> Written request: Search the records for the word "competitors" and report each line that has it.

> Given records:
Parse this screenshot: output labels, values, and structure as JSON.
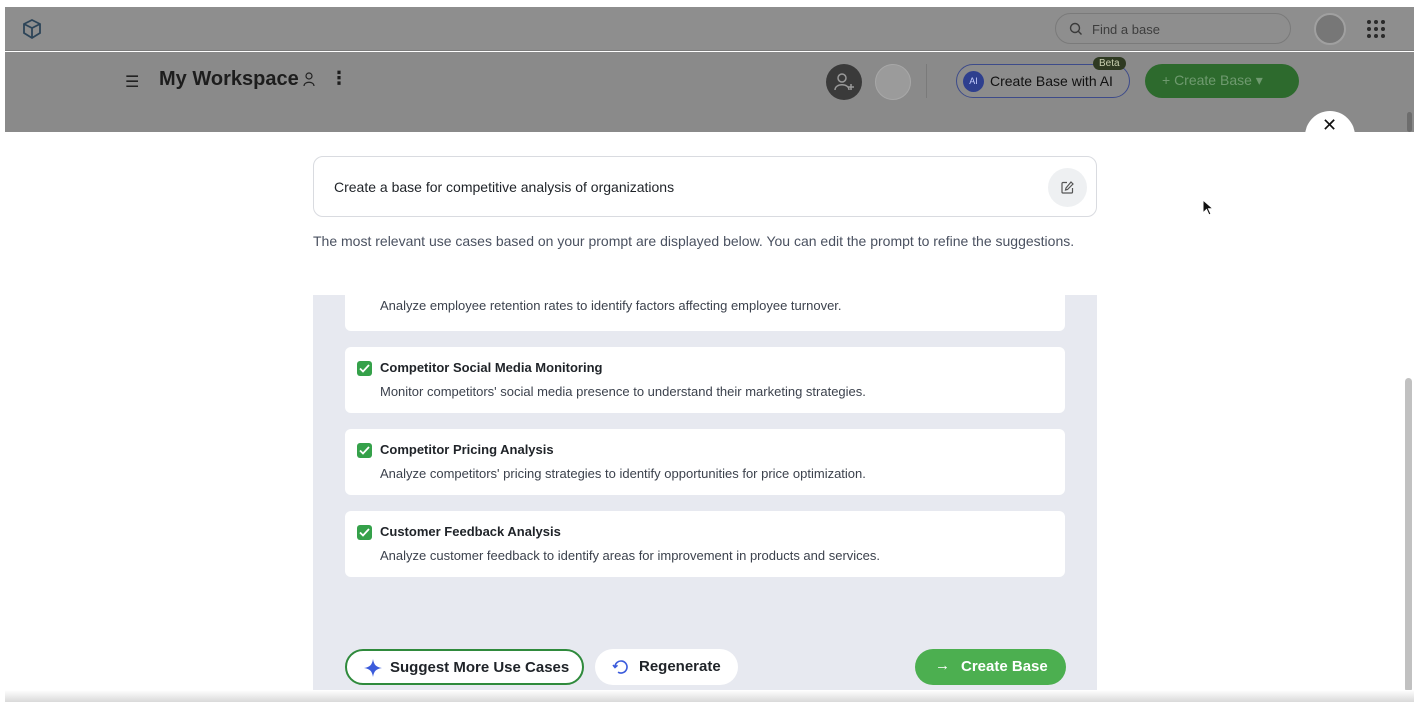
{
  "topbar": {
    "search_placeholder": "Find a base"
  },
  "workspace": {
    "title": "My Workspace",
    "create_ai_label": "Create Base with AI",
    "beta_label": "Beta",
    "create_base_label": "+ Create Base ▾"
  },
  "modal": {
    "close_label": "✕",
    "prompt_text": "Create a base for competitive analysis of organizations",
    "description": "The most relevant use cases based on your prompt are displayed below. You can edit the prompt to refine the suggestions.",
    "use_cases": [
      {
        "title": "",
        "description": "Analyze employee retention rates to identify factors affecting employee turnover.",
        "checked": true
      },
      {
        "title": "Competitor Social Media Monitoring",
        "description": "Monitor competitors' social media presence to understand their marketing strategies.",
        "checked": true
      },
      {
        "title": "Competitor Pricing Analysis",
        "description": "Analyze competitors' pricing strategies to identify opportunities for price optimization.",
        "checked": true
      },
      {
        "title": "Customer Feedback Analysis",
        "description": "Analyze customer feedback to identify areas for improvement in products and services.",
        "checked": true
      }
    ],
    "suggest_label": "Suggest More Use Cases",
    "regenerate_label": "Regenerate",
    "create_label": "Create Base",
    "create_arrow": "→"
  },
  "colors": {
    "accent_green": "#4caf50",
    "checkbox_green": "#35a14a",
    "list_bg": "#e7e9f0"
  }
}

> Exercise answer:
        "description": "Monitor competitors' social media presence to understand their marketing strategies.",
        "description": "Analyze competitors' pricing strategies to identify opportunities for price optimization.",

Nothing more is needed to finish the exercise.